Entries from a dataset
+ + + +
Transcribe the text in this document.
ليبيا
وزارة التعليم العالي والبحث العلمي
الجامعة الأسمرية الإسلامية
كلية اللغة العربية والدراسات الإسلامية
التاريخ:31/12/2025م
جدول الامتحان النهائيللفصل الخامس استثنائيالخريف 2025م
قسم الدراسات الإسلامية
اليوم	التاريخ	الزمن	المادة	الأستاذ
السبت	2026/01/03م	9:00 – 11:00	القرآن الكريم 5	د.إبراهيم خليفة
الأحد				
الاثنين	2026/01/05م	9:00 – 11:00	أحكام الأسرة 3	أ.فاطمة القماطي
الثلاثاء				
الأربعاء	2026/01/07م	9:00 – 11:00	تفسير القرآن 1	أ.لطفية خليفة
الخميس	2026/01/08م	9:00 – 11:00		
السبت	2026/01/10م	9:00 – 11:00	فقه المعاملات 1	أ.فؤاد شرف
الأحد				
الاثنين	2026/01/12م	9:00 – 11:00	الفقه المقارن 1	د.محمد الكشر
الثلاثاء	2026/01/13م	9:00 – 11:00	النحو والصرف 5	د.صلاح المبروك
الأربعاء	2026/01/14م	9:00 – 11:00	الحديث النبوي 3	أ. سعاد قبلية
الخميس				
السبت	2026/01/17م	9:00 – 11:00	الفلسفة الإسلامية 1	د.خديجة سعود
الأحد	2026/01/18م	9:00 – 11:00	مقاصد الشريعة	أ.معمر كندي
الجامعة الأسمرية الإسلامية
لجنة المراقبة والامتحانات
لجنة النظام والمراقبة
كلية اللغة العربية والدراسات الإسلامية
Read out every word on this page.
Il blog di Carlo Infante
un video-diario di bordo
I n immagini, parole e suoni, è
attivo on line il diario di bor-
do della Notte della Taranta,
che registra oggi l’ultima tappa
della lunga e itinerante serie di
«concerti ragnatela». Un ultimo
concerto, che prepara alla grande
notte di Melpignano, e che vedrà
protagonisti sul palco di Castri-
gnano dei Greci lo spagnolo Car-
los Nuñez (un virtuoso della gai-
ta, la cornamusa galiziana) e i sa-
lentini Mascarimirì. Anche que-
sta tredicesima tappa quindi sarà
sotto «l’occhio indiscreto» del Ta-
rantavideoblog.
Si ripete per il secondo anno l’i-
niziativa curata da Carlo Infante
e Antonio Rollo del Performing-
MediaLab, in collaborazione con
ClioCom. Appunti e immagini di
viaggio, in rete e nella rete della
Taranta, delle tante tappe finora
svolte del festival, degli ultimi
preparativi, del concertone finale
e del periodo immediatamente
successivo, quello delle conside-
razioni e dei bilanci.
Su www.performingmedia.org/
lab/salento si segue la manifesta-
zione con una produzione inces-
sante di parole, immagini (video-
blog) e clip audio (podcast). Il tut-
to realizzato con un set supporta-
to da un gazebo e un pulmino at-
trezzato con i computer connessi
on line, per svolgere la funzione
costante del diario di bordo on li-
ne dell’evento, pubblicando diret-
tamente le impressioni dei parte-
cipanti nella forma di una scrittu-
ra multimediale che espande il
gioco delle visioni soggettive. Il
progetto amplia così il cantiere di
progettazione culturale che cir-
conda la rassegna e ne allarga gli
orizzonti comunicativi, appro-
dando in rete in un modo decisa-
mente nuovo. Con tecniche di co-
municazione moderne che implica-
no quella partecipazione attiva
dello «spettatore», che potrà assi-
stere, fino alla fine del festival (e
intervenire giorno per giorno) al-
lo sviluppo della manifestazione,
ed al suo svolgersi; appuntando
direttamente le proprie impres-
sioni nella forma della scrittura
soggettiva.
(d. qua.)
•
+ + + +
- **TASK BRIEF**: Without leaving anything out, quote all the data.

- **RESULT BELOW**:
Transcribe the text in this document.
ليبيا
وزارة التعليم العالي والبحث العلمي
الجامعة الأسمرية الإسلامية
كلية اللغة العربية والدراسات الإسلامية
التاريخ:31/12/2025م
جدول الامتحان النهائيللفصل الخامس استثنائيالخريف 2025م
قسم الدراسات الإسلامية
اليوم	التاريخ	الزمن	المادة	الأستاذ
السبت	2026/01/03م	9:00 – 11:00	القرآن الكريم 5	د.إبراهيم خليفة
الأحد				
الاثنين	2026/01/05م	9:00 – 11:00	أحكام الأسرة 3	أ.فاطمة القماطي
الثلاثاء				
الأربعاء	2026/01/07م	9:00 – 11:00	تفسير القرآن 1	أ.لطفية خليفة
الخميس	2026/01/08م	9:00 – 11:00		
السبت	2026/01/10م	9:00 – 11:00	فقه المعاملات 1	أ.فؤاد شرف
الأحد				
الاثنين	2026/01/12م	9:00 – 11:00	الفقه المقارن 1	د.محمد الكشر
الثلاثاء	2026/01/13م	9:00 – 11:00	النحو والصرف 5	د.صلاح المبروك
الأربعاء	2026/01/14م	9:00 – 11:00	الحديث النبوي 3	أ. سعاد قبلية
الخميس				
السبت	2026/01/17م	9:00 – 11:00	الفلسفة الإسلامية 1	د.خديجة سعود
الأحد	2026/01/18م	9:00 – 11:00	مقاصد الشريعة	أ.معمر كندي
الجامعة الأسمرية الإسلامية
لجنة المراقبة والامتحانات
لجنة النظام والمراقبة
كلية اللغة العربية والدراسات الإسلامية
Read out every word on this page.
Il blog di Carlo Infante
un video-diario di bordo
I n immagini, parole e suoni, è
attivo on line il diario di bor-
do della Notte della Taranta,
che registra oggi l’ultima tappa
della lunga e itinerante serie di
«concerti ragnatela». Un ultimo
concerto, che prepara alla grande
notte di Melpignano, e che vedrà
protagonisti sul palco di Castri-
gnano dei Greci lo spagnolo Car-
los Nuñez (un virtuoso della gai-
ta, la cornamusa galiziana) e i sa-
lentini Mascarimirì. Anche que-
sta tredicesima tappa quindi sarà
sotto «l’occhio indiscreto» del Ta-
rantavideoblog.
Si ripete per il secondo anno l’i-
niziativa curata da Carlo Infante
e Antonio Rollo del Performing-
MediaLab, in collaborazione con
ClioCom. Appunti e immagini di
viaggio, in rete e nella rete della
Taranta, delle tante tappe finora
svolte del festival, degli ultimi
preparativi, del concertone finale
e del periodo immediatamente
successivo, quello delle conside-
razioni e dei bilanci.
Su www.performingmedia.org/
lab/salento si segue la manifesta-
zione con una produzione inces-
sante di parole, immagini (video-
blog) e clip audio (podcast). Il tut-
to realizzato con un set supporta-
to da un gazebo e un pulmino at-
trezzato con i computer connessi
on line, per svolgere la funzione
costante del diario di bordo on li-
ne dell’evento, pubblicando diret-
tamente le impressioni dei parte-
cipanti nella forma di una scrittu-
ra multimediale che espande il
gioco delle visioni soggettive. Il
progetto amplia così il cantiere di
progettazione culturale che cir-
conda la rassegna e ne allarga gli
orizzonti comunicativi, appro-
dando in rete in un modo decisa-
mente nuovo. Con tecniche di co-
municazione moderne che implica-
no quella partecipazione attiva
dello «spettatore», che potrà assi-
stere, fino alla fine del festival (e
intervenire giorno per giorno) al-
lo sviluppo della manifestazione,
ed al suo svolgersi; appuntando
direttamente le proprie impres-
sioni nella forma della scrittura
soggettiva.
(d. qua.)
•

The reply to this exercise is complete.